- _DATA FOR ANALYSIS_:
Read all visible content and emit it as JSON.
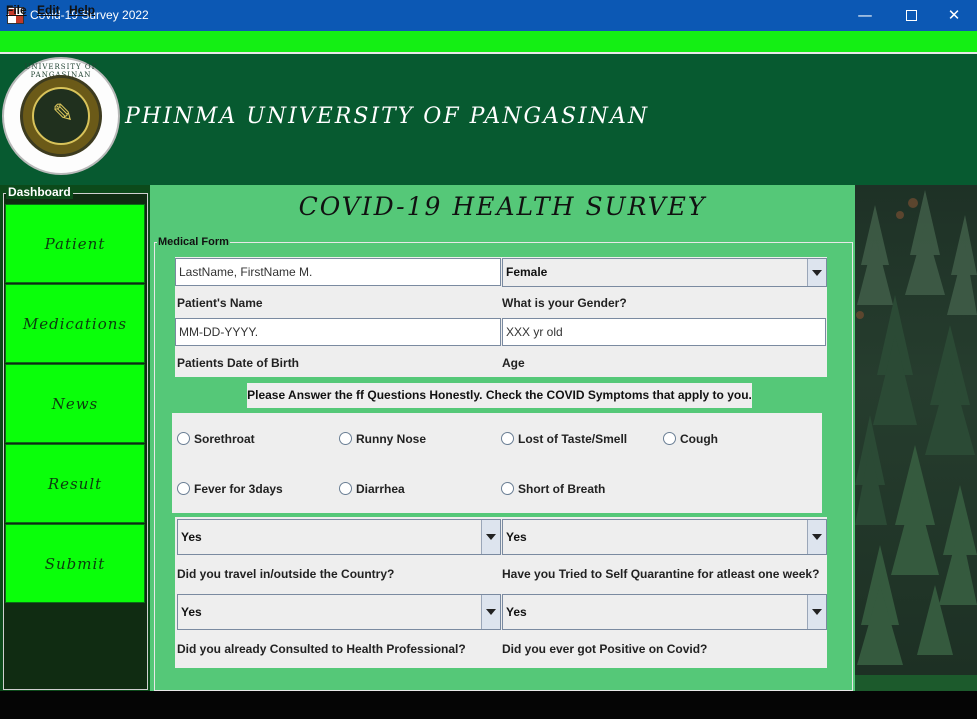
{
  "window": {
    "title": "Covid-19 Survey 2022",
    "minimize": "—",
    "maximize": "",
    "close": "✕"
  },
  "menu": [
    "File",
    "Edit",
    "Help"
  ],
  "header": {
    "university": "PHINMA UNIVERSITY OF PANGASINAN",
    "logo_text": "UNIVERSITY OF PANGASINAN"
  },
  "sidebar": {
    "title": "Dashboard",
    "items": [
      "Patient",
      "Medications",
      "News",
      "Result",
      "Submit"
    ]
  },
  "survey": {
    "title": "COVID-19 HEALTH SURVEY",
    "form_title": "Medical Form"
  },
  "fields": {
    "name_value": "LastName, FirstName M.",
    "name_label": "Patient's Name",
    "gender_value": "Female",
    "gender_label": "What is your Gender?",
    "dob_value": "MM-DD-YYYY.",
    "dob_label": "Patients Date of Birth",
    "age_value": "XXX yr old",
    "age_label": "Age"
  },
  "instruction": "Please Answer the ff Questions Honestly. Check the COVID Symptoms that apply to you.",
  "symptoms": [
    "Sorethroat",
    "Runny Nose",
    "Lost of Taste/Smell",
    "Cough",
    "Fever for 3days",
    "Diarrhea",
    "Short of Breath"
  ],
  "questions": {
    "travel": {
      "value": "Yes",
      "label": "Did you travel in/outside the Country?"
    },
    "quarantine": {
      "value": "Yes",
      "label": "Have you Tried to Self Quarantine for atleast one week?"
    },
    "consulted": {
      "value": "Yes",
      "label": "Did you already Consulted to Health Professional?"
    },
    "positive": {
      "value": "Yes",
      "label": "Did you ever got Positive on Covid?"
    }
  }
}
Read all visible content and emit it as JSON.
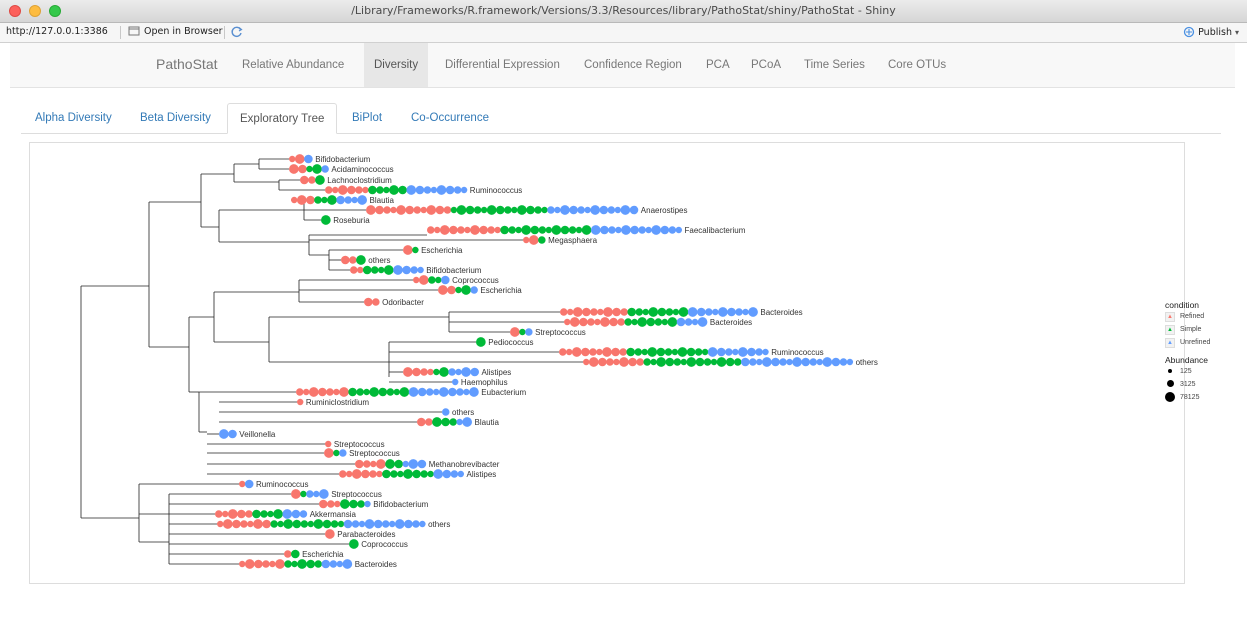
{
  "window": {
    "title": "/Library/Frameworks/R.framework/Versions/3.3/Resources/library/PathoStat/shiny/PathoStat - Shiny",
    "url": "http://127.0.0.1:3386",
    "open_in_browser": "Open in Browser",
    "publish": "Publish"
  },
  "navbar": {
    "brand": "PathoStat",
    "items": [
      "Relative Abundance",
      "Diversity",
      "Differential Expression",
      "Confidence Region",
      "PCA",
      "PCoA",
      "Time Series",
      "Core OTUs"
    ],
    "active": "Diversity"
  },
  "subtabs": {
    "items": [
      "Alpha Diversity",
      "Beta Diversity",
      "Exploratory Tree",
      "BiPlot",
      "Co-Occurrence"
    ],
    "active": "Exploratory Tree"
  },
  "legend": {
    "condition_title": "condition",
    "conditions": [
      {
        "label": "Refined",
        "color": "#f8766d"
      },
      {
        "label": "Simple",
        "color": "#00ba38"
      },
      {
        "label": "Unrefined",
        "color": "#619cff"
      }
    ],
    "abundance_title": "Abundance",
    "abundance": [
      "125",
      "3125",
      "78125"
    ]
  },
  "tree": {
    "tips": [
      {
        "label": "Bifidobacterium",
        "n": [
          2,
          0,
          1
        ]
      },
      {
        "label": "Acidaminococcus",
        "n": [
          2,
          2,
          1
        ]
      },
      {
        "label": "Lachnoclostridium",
        "n": [
          2,
          1,
          0
        ]
      },
      {
        "label": "Ruminococcus",
        "n": [
          6,
          5,
          8
        ]
      },
      {
        "label": "Blautia",
        "n": [
          3,
          3,
          4
        ]
      },
      {
        "label": "Anaerostipes",
        "n": [
          11,
          13,
          12
        ]
      },
      {
        "label": "Roseburia",
        "n": [
          0,
          1,
          0
        ]
      },
      {
        "label": "Faecalibacterium",
        "n": [
          10,
          12,
          12
        ]
      },
      {
        "label": "Megasphaera",
        "n": [
          2,
          1,
          0
        ]
      },
      {
        "label": "Escherichia",
        "n": [
          1,
          1,
          0
        ]
      },
      {
        "label": "others",
        "n": [
          2,
          1,
          0
        ]
      },
      {
        "label": "Bifidobacterium",
        "n": [
          2,
          4,
          4
        ]
      },
      {
        "label": "Coprococcus",
        "n": [
          2,
          2,
          1
        ]
      },
      {
        "label": "Escherichia",
        "n": [
          2,
          2,
          1
        ]
      },
      {
        "label": "Odoribacter",
        "n": [
          2,
          0,
          0
        ]
      },
      {
        "label": "Bacteroides",
        "n": [
          9,
          8,
          9
        ]
      },
      {
        "label": "Bacteroides",
        "n": [
          8,
          7,
          4
        ]
      },
      {
        "label": "Streptococcus",
        "n": [
          1,
          1,
          1
        ]
      },
      {
        "label": "Pediococcus",
        "n": [
          0,
          1,
          0
        ]
      },
      {
        "label": "Ruminococcus",
        "n": [
          9,
          11,
          8
        ]
      },
      {
        "label": "others",
        "n": [
          8,
          13,
          15
        ]
      },
      {
        "label": "Alistipes",
        "n": [
          4,
          2,
          4
        ]
      },
      {
        "label": "Haemophilus",
        "n": [
          0,
          0,
          1
        ]
      },
      {
        "label": "Eubacterium",
        "n": [
          7,
          8,
          9
        ]
      },
      {
        "label": "Ruminiclostridium",
        "n": [
          1,
          0,
          0
        ]
      },
      {
        "label": "others",
        "n": [
          0,
          0,
          1
        ]
      },
      {
        "label": "Blautia",
        "n": [
          2,
          3,
          2
        ]
      },
      {
        "label": "Veillonella",
        "n": [
          0,
          0,
          2
        ]
      },
      {
        "label": "Streptococcus",
        "n": [
          1,
          0,
          0
        ]
      },
      {
        "label": "Streptococcus",
        "n": [
          1,
          1,
          1
        ]
      },
      {
        "label": "Methanobrevibacter",
        "n": [
          4,
          2,
          3
        ]
      },
      {
        "label": "Alistipes",
        "n": [
          6,
          7,
          4
        ]
      },
      {
        "label": "Ruminococcus",
        "n": [
          1,
          0,
          1
        ]
      },
      {
        "label": "Streptococcus",
        "n": [
          1,
          1,
          3
        ]
      },
      {
        "label": "Bifidobacterium",
        "n": [
          3,
          3,
          1
        ]
      },
      {
        "label": "Akkermansia",
        "n": [
          5,
          4,
          3
        ]
      },
      {
        "label": "others",
        "n": [
          7,
          10,
          11
        ]
      },
      {
        "label": "Parabacteroides",
        "n": [
          1,
          0,
          0
        ]
      },
      {
        "label": "Coprococcus",
        "n": [
          0,
          1,
          0
        ]
      },
      {
        "label": "Escherichia",
        "n": [
          1,
          1,
          0
        ]
      },
      {
        "label": "Bacteroides",
        "n": [
          6,
          5,
          4
        ]
      }
    ]
  }
}
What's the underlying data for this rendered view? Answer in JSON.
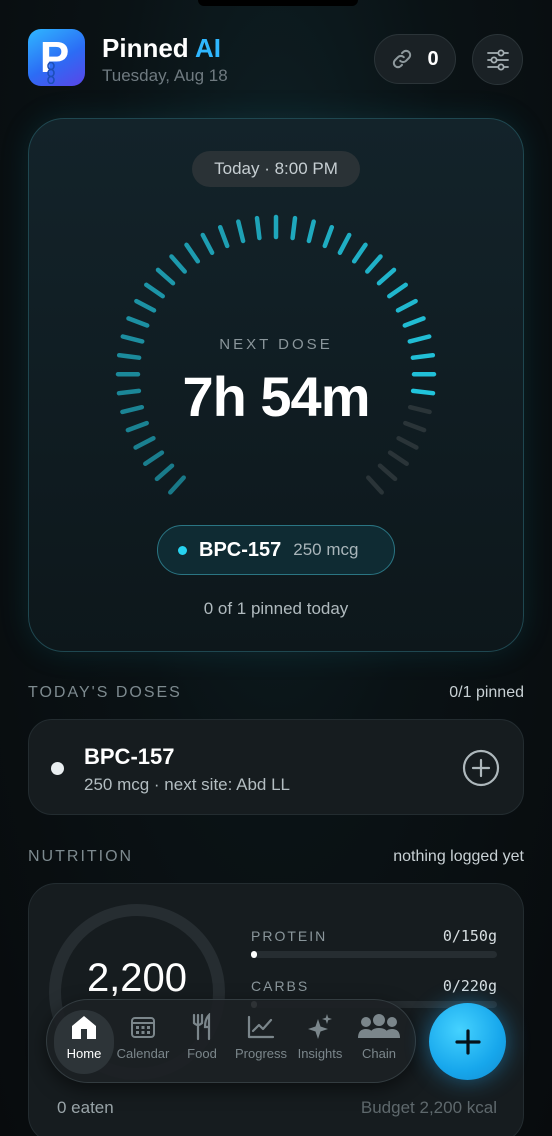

- _TASK TO COMPLETE_:
Omit every picture, and otherwise quote the entries exactly.

- _REPLY TO THE TASK_:
Read all visible content and emit it as JSON.
{
  "window": {
    "title": "Covid-19 Survey 2022",
    "minimize": "—",
    "maximize": "",
    "close": "✕"
  },
  "menu": [
    "File",
    "Edit",
    "Help"
  ],
  "header": {
    "university": "PHINMA UNIVERSITY OF PANGASINAN",
    "logo_text": "UNIVERSITY OF PANGASINAN"
  },
  "sidebar": {
    "title": "Dashboard",
    "items": [
      "Patient",
      "Medications",
      "News",
      "Result",
      "Submit"
    ]
  },
  "survey": {
    "title": "COVID-19 HEALTH SURVEY",
    "form_title": "Medical Form"
  },
  "fields": {
    "name_value": "LastName, FirstName M.",
    "name_label": "Patient's Name",
    "gender_value": "Female",
    "gender_label": "What is your Gender?",
    "dob_value": "MM-DD-YYYY.",
    "dob_label": "Patients Date of Birth",
    "age_value": "XXX yr old",
    "age_label": "Age"
  },
  "instruction": "Please Answer the ff Questions Honestly. Check the COVID Symptoms that apply to you.",
  "symptoms": [
    "Sorethroat",
    "Runny Nose",
    "Lost of Taste/Smell",
    "Cough",
    "Fever for 3days",
    "Diarrhea",
    "Short of Breath"
  ],
  "questions": {
    "travel": {
      "value": "Yes",
      "label": "Did you travel in/outside the Country?"
    },
    "quarantine": {
      "value": "Yes",
      "label": "Have you Tried to Self Quarantine for atleast one week?"
    },
    "consulted": {
      "value": "Yes",
      "label": "Did you already Consulted to Health Professional?"
    },
    "positive": {
      "value": "Yes",
      "label": "Did you ever got Positive on Covid?"
    }
  }
}
Read all visible content and emit it as JSON.
{
  "window": {
    "title": "/Library/Frameworks/R.framework/Versions/3.3/Resources/library/PathoStat/shiny/PathoStat - Shiny",
    "url": "http://127.0.0.1:3386",
    "open_in_browser": "Open in Browser",
    "publish": "Publish"
  },
  "navbar": {
    "brand": "PathoStat",
    "items": [
      "Relative Abundance",
      "Diversity",
      "Differential Expression",
      "Confidence Region",
      "PCA",
      "PCoA",
      "Time Series",
      "Core OTUs"
    ],
    "active": "Diversity"
  },
  "subtabs": {
    "items": [
      "Alpha Diversity",
      "Beta Diversity",
      "Exploratory Tree",
      "BiPlot",
      "Co-Occurrence"
    ],
    "active": "Exploratory Tree"
  },
  "legend": {
    "condition_title": "condition",
    "conditions": [
      {
        "label": "Refined",
        "color": "#f8766d"
      },
      {
        "label": "Simple",
        "color": "#00ba38"
      },
      {
        "label": "Unrefined",
        "color": "#619cff"
      }
    ],
    "abundance_title": "Abundance",
    "abundance": [
      "125",
      "3125",
      "78125"
    ]
  },
  "tree": {
    "tips": [
      {
        "label": "Bifidobacterium",
        "n": [
          2,
          0,
          1
        ]
      },
      {
        "label": "Acidaminococcus",
        "n": [
          2,
          2,
          1
        ]
      },
      {
        "label": "Lachnoclostridium",
        "n": [
          2,
          1,
          0
        ]
      },
      {
        "label": "Ruminococcus",
        "n": [
          6,
          5,
          8
        ]
      },
      {
        "label": "Blautia",
        "n": [
          3,
          3,
          4
        ]
      },
      {
        "label": "Anaerostipes",
        "n": [
          11,
          13,
          12
        ]
      },
      {
        "label": "Roseburia",
        "n": [
          0,
          1,
          0
        ]
      },
      {
        "label": "Faecalibacterium",
        "n": [
          10,
          12,
          12
        ]
      },
      {
        "label": "Megasphaera",
        "n": [
          2,
          1,
          0
        ]
      },
      {
        "label": "Escherichia",
        "n": [
          1,
          1,
          0
        ]
      },
      {
        "label": "others",
        "n": [
          2,
          1,
          0
        ]
      },
      {
        "label": "Bifidobacterium",
        "n": [
          2,
          4,
          4
        ]
      },
      {
        "label": "Coprococcus",
        "n": [
          2,
          2,
          1
        ]
      },
      {
        "label": "Escherichia",
        "n": [
          2,
          2,
          1
        ]
      },
      {
        "label": "Odoribacter",
        "n": [
          2,
          0,
          0
        ]
      },
      {
        "label": "Bacteroides",
        "n": [
          9,
          8,
          9
        ]
      },
      {
        "label": "Bacteroides",
        "n": [
          8,
          7,
          4
        ]
      },
      {
        "label": "Streptococcus",
        "n": [
          1,
          1,
          1
        ]
      },
      {
        "label": "Pediococcus",
        "n": [
          0,
          1,
          0
        ]
      },
      {
        "label": "Ruminococcus",
        "n": [
          9,
          11,
          8
        ]
      },
      {
        "label": "others",
        "n": [
          8,
          13,
          15
        ]
      },
      {
        "label": "Alistipes",
        "n": [
          4,
          2,
          4
        ]
      },
      {
        "label": "Haemophilus",
        "n": [
          0,
          0,
          1
        ]
      },
      {
        "label": "Eubacterium",
        "n": [
          7,
          8,
          9
        ]
      },
      {
        "label": "Ruminiclostridium",
        "n": [
          1,
          0,
          0
        ]
      },
      {
        "label": "others",
        "n": [
          0,
          0,
          1
        ]
      },
      {
        "label": "Blautia",
        "n": [
          2,
          3,
          2
        ]
      },
      {
        "label": "Veillonella",
        "n": [
          0,
          0,
          2
        ]
      },
      {
        "label": "Streptococcus",
        "n": [
          1,
          0,
          0
        ]
      },
      {
        "label": "Streptococcus",
        "n": [
          1,
          1,
          1
        ]
      },
      {
        "label": "Methanobrevibacter",
        "n": [
          4,
          2,
          3
        ]
      },
      {
        "label": "Alistipes",
        "n": [
          6,
          7,
          4
        ]
      },
      {
        "label": "Ruminococcus",
        "n": [
          1,
          0,
          1
        ]
      },
      {
        "label": "Streptococcus",
        "n": [
          1,
          1,
          3
        ]
      },
      {
        "label": "Bifidobacterium",
        "n": [
          3,
          3,
          1
        ]
      },
      {
        "label": "Akkermansia",
        "n": [
          5,
          4,
          3
        ]
      },
      {
        "label": "others",
        "n": [
          7,
          10,
          11
        ]
      },
      {
        "label": "Parabacteroides",
        "n": [
          1,
          0,
          0
        ]
      },
      {
        "label": "Coprococcus",
        "n": [
          0,
          1,
          0
        ]
      },
      {
        "label": "Escherichia",
        "n": [
          1,
          1,
          0
        ]
      },
      {
        "label": "Bacteroides",
        "n": [
          6,
          5,
          4
        ]
      }
    ]
  }
}
What's the underlying data for this rendered view? Answer in JSON.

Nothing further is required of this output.